▶ **Set task**: Identify each line in the records below that contains the word "JSON", and copy it.

▶ **Data listing**:
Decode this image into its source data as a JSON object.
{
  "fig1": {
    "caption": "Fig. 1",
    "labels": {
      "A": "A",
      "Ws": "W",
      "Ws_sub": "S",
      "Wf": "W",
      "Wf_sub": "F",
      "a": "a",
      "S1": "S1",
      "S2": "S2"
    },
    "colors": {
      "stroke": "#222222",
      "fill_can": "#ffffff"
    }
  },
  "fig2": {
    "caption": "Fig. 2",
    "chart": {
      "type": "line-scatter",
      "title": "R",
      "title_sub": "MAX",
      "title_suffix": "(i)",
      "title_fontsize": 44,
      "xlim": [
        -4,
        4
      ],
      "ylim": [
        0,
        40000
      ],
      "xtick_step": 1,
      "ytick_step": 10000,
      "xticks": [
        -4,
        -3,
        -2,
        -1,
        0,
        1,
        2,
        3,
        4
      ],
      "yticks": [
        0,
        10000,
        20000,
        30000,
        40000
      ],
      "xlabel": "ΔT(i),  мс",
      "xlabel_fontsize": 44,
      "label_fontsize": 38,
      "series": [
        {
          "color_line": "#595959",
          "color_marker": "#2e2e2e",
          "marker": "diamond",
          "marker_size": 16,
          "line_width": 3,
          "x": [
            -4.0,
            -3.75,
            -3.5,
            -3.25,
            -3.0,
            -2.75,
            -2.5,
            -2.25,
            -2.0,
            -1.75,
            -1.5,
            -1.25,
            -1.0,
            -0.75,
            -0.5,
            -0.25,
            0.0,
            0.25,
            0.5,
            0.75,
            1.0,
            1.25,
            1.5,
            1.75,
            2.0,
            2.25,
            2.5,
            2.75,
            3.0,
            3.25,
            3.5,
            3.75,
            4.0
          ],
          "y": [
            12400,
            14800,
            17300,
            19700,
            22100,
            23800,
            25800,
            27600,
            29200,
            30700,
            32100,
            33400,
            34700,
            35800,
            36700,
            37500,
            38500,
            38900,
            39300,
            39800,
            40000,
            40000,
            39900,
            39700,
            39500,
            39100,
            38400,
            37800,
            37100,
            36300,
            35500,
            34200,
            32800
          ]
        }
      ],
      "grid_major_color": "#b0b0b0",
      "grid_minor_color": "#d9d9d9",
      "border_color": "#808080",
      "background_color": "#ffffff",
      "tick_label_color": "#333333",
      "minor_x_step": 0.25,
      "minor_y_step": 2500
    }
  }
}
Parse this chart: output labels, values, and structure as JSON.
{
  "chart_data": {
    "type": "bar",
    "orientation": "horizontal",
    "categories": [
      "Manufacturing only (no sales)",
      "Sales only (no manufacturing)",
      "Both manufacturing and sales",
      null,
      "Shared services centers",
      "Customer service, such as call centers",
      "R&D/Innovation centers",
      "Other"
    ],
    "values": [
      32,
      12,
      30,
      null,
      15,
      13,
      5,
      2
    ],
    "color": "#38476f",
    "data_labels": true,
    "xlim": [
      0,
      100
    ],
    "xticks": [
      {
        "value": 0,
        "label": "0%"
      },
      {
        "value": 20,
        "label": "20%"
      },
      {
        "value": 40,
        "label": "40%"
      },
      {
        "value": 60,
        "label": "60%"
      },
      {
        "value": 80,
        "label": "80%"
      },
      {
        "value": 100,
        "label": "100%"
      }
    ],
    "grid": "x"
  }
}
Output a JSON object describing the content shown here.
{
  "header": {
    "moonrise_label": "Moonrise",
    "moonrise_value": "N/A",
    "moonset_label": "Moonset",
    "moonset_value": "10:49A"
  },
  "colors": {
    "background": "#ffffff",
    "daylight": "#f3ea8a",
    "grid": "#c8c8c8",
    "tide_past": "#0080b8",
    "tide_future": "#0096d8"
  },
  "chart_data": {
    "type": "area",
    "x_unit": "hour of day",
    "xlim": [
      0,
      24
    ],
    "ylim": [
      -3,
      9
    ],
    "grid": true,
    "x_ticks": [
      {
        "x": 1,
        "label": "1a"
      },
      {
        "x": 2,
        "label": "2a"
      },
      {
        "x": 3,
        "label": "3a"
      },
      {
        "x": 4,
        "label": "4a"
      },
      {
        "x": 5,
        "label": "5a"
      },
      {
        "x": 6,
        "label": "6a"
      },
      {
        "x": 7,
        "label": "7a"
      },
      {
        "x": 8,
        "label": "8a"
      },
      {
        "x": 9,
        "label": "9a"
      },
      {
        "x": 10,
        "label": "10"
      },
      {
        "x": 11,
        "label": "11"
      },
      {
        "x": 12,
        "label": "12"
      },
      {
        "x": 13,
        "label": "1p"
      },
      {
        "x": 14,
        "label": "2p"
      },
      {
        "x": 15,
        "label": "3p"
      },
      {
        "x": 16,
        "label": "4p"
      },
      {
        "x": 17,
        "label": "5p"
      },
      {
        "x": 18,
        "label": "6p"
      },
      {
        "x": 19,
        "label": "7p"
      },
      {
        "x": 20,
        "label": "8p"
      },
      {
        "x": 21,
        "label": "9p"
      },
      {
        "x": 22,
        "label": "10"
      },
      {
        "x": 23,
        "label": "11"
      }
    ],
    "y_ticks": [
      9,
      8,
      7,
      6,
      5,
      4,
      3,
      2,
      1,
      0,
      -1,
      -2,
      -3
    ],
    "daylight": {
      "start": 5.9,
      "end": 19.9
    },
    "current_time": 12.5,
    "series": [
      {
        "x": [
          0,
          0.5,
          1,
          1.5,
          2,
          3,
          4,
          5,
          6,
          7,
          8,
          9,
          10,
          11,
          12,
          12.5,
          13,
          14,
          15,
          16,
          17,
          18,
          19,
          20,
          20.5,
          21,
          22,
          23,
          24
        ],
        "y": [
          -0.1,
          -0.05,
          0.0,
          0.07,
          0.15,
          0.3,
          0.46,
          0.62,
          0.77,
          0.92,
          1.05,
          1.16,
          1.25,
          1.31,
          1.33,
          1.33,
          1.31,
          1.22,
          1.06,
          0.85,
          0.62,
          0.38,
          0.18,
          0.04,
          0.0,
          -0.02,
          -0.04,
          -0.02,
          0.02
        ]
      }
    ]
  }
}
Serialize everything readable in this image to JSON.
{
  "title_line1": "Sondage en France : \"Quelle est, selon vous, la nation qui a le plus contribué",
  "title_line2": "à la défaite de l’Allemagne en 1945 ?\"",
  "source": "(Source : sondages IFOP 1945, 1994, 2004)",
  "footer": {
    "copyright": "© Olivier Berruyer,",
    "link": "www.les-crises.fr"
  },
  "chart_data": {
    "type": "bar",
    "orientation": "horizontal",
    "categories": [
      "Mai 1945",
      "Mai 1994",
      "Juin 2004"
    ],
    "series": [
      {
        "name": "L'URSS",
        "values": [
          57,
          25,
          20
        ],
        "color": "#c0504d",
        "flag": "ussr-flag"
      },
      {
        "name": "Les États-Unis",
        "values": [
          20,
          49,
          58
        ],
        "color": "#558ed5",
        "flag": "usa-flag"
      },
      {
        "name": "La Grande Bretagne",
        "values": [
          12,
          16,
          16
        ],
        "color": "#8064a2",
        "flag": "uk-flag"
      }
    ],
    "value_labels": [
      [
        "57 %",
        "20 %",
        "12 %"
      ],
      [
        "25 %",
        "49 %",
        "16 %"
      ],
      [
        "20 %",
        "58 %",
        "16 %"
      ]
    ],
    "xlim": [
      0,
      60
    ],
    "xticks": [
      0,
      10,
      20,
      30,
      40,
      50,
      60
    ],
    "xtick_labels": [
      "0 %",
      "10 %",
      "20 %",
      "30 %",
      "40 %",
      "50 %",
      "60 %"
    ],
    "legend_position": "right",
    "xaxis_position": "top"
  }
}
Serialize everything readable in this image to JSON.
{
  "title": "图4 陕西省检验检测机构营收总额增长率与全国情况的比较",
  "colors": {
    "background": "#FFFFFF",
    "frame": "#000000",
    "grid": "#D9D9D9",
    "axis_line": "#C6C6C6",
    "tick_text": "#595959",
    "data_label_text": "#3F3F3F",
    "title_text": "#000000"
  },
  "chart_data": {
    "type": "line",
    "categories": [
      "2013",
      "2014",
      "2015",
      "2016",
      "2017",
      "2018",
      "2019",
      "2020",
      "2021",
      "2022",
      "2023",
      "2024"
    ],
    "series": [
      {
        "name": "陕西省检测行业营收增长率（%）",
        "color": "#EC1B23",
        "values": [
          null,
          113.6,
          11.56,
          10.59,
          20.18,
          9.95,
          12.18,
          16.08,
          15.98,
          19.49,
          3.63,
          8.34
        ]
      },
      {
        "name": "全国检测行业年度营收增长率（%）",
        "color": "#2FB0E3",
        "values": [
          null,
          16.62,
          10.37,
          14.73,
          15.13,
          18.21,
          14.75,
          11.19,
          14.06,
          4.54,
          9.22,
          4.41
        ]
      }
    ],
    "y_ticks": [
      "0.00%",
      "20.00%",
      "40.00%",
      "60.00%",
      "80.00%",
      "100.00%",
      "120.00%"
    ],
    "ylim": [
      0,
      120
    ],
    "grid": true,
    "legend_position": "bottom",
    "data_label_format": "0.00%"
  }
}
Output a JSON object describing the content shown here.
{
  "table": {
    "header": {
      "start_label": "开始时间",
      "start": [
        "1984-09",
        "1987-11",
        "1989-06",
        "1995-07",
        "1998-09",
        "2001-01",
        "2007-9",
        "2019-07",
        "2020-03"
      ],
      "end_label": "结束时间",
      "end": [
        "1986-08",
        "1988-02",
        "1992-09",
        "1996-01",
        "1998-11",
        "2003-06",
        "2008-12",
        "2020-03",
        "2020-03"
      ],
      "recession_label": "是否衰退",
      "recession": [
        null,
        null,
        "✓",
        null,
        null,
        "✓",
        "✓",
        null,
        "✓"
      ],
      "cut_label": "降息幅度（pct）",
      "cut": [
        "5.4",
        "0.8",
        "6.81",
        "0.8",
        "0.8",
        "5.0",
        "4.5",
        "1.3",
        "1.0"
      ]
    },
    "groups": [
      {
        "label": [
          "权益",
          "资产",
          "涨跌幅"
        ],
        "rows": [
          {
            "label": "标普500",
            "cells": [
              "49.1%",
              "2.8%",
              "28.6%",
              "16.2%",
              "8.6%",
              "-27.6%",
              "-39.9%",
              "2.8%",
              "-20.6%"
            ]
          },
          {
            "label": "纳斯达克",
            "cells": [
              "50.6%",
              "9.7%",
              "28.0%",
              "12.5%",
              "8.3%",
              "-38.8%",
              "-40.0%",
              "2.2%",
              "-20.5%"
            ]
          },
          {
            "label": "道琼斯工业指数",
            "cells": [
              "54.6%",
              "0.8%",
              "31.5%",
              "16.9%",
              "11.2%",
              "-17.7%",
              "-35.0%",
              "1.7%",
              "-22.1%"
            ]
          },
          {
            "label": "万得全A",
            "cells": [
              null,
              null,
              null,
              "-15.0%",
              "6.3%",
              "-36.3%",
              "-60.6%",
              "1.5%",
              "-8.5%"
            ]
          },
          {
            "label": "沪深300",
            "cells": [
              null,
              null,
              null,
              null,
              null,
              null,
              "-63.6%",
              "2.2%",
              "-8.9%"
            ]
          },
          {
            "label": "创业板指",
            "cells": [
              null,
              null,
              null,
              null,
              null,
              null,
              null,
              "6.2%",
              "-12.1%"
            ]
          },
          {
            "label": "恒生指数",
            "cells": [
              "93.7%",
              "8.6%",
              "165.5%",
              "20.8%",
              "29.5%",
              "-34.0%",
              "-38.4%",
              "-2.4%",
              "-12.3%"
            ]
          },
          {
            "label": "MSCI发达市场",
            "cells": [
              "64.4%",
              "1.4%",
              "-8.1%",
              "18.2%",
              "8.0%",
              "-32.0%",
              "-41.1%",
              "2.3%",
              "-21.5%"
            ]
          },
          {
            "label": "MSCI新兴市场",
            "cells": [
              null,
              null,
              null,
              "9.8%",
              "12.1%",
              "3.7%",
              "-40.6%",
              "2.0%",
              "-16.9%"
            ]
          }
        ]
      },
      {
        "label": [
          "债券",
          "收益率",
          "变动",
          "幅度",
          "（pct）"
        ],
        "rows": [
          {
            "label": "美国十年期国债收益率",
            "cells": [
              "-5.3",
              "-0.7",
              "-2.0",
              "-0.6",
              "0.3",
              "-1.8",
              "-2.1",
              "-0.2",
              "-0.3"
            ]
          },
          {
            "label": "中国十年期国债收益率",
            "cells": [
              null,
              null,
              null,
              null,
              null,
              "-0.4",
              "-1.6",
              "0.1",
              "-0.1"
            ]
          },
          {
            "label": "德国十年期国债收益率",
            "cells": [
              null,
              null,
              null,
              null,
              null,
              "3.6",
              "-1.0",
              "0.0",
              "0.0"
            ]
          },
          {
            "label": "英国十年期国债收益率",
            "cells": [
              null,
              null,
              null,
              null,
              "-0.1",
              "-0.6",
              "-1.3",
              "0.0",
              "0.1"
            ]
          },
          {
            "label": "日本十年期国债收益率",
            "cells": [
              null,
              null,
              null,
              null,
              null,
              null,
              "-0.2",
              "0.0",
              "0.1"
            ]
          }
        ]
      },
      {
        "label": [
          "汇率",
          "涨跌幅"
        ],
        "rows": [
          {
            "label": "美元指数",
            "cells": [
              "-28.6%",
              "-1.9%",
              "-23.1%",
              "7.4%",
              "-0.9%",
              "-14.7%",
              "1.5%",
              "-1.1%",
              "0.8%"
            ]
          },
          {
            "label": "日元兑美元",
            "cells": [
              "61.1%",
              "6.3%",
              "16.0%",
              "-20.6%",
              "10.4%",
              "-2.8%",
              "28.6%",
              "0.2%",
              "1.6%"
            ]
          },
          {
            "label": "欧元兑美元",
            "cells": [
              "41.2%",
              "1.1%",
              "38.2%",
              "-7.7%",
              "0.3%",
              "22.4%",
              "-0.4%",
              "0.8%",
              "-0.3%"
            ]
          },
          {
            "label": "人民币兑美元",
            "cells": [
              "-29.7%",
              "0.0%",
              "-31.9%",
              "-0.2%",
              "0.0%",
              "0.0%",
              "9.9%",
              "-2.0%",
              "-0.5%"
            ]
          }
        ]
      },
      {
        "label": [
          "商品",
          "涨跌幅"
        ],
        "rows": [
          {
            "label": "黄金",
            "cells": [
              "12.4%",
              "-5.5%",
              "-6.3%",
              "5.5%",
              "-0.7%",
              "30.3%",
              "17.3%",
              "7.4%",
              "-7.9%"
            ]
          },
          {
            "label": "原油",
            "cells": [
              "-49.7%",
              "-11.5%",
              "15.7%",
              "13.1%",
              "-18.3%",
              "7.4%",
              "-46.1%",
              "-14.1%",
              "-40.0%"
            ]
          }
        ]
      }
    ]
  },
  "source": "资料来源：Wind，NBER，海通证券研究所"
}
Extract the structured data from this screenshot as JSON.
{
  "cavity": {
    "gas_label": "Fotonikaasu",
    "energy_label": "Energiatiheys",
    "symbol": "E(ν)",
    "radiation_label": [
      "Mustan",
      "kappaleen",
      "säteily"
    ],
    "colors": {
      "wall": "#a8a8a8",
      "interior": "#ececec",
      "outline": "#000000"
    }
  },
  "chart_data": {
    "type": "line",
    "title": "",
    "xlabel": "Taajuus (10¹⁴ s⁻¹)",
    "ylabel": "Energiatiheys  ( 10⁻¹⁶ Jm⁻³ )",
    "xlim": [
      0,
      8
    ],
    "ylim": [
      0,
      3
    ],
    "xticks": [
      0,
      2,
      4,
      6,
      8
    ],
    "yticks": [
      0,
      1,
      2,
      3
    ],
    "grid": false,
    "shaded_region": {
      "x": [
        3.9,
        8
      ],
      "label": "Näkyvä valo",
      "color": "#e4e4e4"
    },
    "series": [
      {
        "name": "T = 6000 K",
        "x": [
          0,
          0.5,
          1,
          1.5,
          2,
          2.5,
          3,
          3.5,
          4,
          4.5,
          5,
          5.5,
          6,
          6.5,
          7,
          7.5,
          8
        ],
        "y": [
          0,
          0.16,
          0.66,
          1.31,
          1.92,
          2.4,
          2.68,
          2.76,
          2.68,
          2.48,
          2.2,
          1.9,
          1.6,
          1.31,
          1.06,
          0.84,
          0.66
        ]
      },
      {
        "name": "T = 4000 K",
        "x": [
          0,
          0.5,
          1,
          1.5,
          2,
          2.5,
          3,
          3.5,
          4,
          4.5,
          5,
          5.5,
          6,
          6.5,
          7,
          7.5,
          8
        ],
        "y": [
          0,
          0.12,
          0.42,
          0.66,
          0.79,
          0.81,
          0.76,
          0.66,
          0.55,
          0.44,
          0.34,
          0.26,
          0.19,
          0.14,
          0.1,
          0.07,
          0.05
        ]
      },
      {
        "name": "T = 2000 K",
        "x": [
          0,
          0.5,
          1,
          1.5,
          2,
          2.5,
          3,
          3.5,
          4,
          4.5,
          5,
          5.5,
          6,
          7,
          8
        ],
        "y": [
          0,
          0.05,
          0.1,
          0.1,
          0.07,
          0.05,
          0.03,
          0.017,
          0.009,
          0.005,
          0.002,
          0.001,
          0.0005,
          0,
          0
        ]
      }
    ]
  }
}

▶ **Task response**:
Decode this image into its source data as a JSON object.
Parse this chart: output labels, values, and structure as JSON.
Output a JSON object describing the content shown here.
Serialize everything readable in this image to JSON.
Serialize everything readable in this image to JSON.
Output a JSON object describing the content shown here.
Extract the structured data from this screenshot as JSON.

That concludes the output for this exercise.